> [WRITTEN REQUEST]: Go through the records and extract every line with the word "image".
-- Start MATERIAL --
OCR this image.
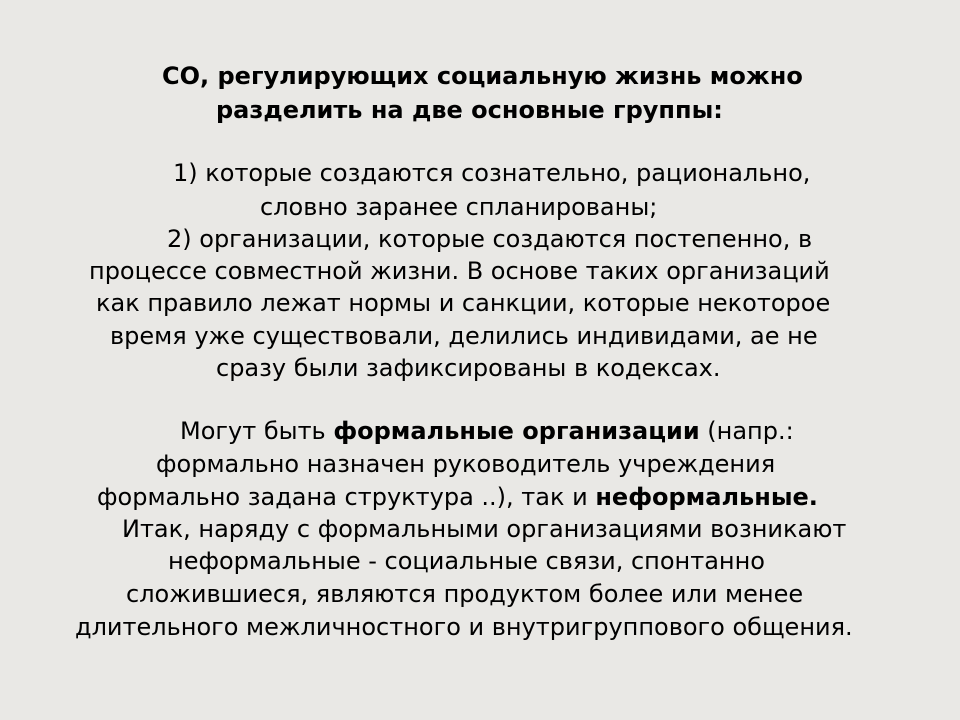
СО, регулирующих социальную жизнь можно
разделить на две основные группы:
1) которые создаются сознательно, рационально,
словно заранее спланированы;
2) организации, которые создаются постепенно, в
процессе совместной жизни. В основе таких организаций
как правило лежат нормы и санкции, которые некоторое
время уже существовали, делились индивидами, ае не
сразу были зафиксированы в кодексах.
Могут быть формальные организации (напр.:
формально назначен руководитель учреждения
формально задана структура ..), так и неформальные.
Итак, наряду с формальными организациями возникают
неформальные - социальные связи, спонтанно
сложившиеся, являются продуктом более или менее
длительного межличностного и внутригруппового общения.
-- End MATERIAL --
-- Start MATERIAL --
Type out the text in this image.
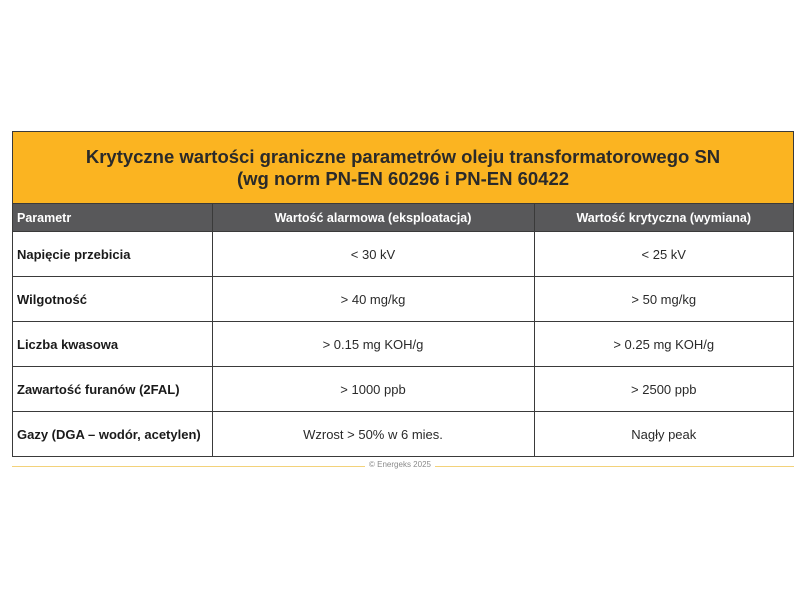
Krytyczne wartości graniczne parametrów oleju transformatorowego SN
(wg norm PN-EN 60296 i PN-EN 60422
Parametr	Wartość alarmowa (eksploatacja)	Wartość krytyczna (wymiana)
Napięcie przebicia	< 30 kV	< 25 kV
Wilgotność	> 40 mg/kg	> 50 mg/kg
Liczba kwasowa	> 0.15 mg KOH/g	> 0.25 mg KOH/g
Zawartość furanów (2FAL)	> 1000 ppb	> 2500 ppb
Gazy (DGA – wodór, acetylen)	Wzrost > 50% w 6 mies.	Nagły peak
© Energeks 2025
-- End MATERIAL --
> [ANSWER TO THE EXERCISE]:
OCR this image.
Type out the text in this image.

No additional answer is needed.